**The problem**. Scan the data for "over" and copy the lines it appears in.
== Listed records ==
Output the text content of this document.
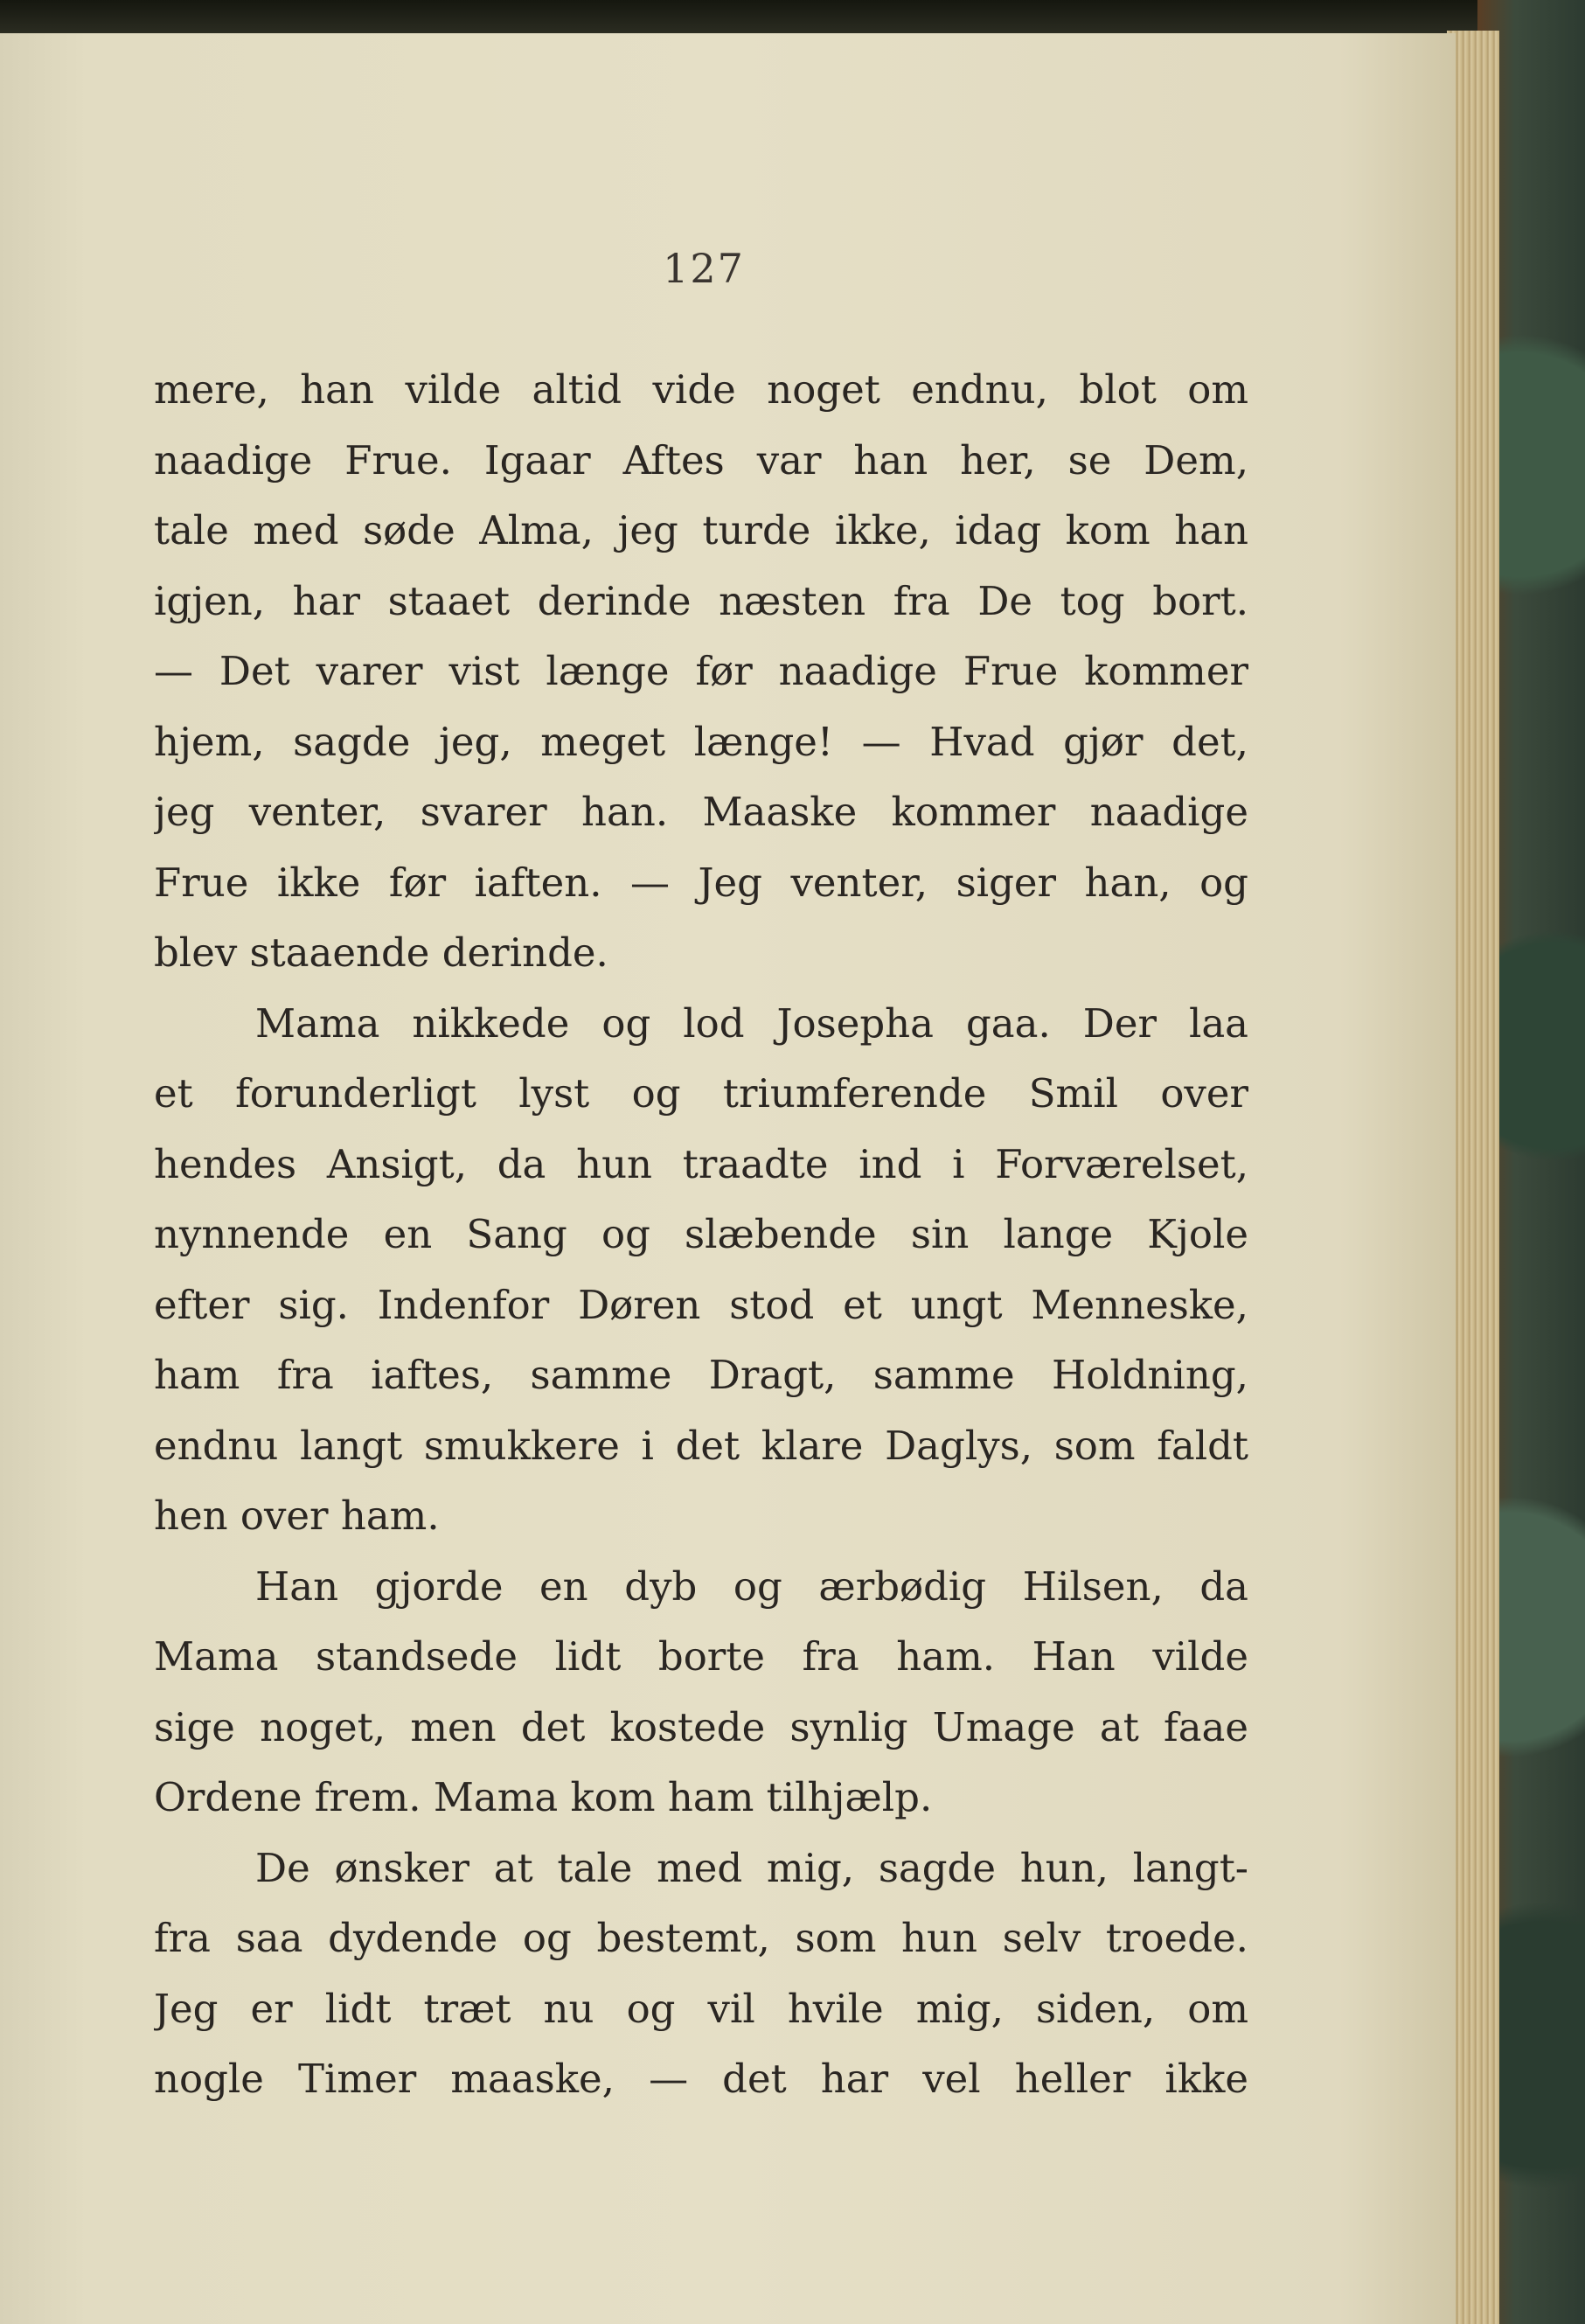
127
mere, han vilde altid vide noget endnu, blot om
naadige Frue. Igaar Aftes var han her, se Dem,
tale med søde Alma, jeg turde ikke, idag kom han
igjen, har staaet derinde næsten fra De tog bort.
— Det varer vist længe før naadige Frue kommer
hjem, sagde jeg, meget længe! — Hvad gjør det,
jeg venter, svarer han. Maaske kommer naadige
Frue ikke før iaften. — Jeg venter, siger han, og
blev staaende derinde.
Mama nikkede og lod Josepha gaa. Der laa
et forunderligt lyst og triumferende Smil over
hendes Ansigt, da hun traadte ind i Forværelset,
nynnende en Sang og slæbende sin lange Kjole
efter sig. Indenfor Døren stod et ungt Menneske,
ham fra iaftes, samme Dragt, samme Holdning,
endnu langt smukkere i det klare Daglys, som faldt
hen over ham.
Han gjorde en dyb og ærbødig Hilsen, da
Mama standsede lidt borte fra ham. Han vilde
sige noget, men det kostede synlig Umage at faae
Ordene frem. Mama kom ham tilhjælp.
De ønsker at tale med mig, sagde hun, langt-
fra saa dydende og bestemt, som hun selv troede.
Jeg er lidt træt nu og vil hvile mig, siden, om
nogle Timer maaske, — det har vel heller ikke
===
== Listed records ==
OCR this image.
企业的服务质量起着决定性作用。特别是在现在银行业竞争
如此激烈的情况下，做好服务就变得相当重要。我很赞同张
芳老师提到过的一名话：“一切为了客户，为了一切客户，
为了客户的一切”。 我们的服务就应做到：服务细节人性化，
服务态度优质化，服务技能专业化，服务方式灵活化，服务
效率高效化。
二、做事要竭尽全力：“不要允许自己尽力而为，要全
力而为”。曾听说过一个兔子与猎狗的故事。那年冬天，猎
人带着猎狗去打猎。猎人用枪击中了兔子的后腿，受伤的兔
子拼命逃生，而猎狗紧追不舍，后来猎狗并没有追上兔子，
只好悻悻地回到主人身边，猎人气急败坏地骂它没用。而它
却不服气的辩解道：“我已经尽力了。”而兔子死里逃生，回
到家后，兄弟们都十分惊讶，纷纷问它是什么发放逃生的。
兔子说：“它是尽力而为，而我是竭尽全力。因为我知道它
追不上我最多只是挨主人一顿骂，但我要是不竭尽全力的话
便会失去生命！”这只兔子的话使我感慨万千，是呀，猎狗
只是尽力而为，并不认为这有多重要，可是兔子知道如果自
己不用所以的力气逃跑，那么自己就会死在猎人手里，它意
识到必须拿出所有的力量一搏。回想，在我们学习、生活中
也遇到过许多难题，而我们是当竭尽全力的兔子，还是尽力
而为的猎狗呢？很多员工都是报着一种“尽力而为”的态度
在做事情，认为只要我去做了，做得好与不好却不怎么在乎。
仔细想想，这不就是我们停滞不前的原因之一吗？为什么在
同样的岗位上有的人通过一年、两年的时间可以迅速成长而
===
**Result of this task**.
et forunderligt lyst og triumferende Smil over
hen over ham.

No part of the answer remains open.